■ **Data rows**:
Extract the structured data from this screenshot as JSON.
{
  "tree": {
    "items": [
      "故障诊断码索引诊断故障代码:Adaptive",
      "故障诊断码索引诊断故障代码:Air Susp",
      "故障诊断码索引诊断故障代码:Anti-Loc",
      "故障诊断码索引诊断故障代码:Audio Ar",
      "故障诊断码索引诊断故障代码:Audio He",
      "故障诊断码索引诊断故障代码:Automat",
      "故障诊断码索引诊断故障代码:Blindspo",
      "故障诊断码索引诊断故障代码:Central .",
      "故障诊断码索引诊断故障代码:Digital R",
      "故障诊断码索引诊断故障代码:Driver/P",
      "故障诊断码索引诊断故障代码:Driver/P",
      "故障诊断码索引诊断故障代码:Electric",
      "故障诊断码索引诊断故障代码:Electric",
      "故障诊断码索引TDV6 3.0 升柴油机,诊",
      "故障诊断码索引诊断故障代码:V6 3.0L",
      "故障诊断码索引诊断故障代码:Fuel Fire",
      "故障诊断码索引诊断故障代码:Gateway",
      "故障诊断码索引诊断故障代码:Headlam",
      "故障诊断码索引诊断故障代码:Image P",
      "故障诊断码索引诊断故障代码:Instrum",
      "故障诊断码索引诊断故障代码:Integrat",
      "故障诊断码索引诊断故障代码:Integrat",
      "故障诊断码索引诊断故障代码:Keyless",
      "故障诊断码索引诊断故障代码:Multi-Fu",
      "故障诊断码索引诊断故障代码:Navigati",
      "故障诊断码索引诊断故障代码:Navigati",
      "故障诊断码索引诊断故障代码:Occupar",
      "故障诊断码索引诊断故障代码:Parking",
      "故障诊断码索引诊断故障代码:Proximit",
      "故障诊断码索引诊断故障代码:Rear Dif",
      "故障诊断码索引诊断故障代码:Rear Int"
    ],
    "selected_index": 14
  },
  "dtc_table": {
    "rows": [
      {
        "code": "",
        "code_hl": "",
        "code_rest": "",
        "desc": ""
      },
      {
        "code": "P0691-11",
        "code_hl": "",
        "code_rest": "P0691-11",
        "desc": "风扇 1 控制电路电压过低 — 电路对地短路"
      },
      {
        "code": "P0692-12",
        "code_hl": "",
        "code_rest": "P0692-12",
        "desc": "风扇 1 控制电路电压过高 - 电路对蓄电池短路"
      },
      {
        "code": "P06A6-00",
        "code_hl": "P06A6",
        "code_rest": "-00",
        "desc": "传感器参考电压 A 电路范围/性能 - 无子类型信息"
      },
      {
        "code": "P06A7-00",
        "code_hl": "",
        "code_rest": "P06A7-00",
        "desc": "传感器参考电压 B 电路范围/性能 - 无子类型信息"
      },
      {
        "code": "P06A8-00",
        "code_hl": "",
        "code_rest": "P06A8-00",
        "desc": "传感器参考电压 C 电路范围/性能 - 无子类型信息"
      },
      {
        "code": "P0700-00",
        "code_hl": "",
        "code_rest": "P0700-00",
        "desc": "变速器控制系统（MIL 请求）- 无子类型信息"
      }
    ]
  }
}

■ **What the task requires**:
Select and copy every line of the material that holds the string "Audio".

■ **Task solution**:
      "故障诊断码索引诊断故障代码:Audio Ar",
      "故障诊断码索引诊断故障代码:Audio He",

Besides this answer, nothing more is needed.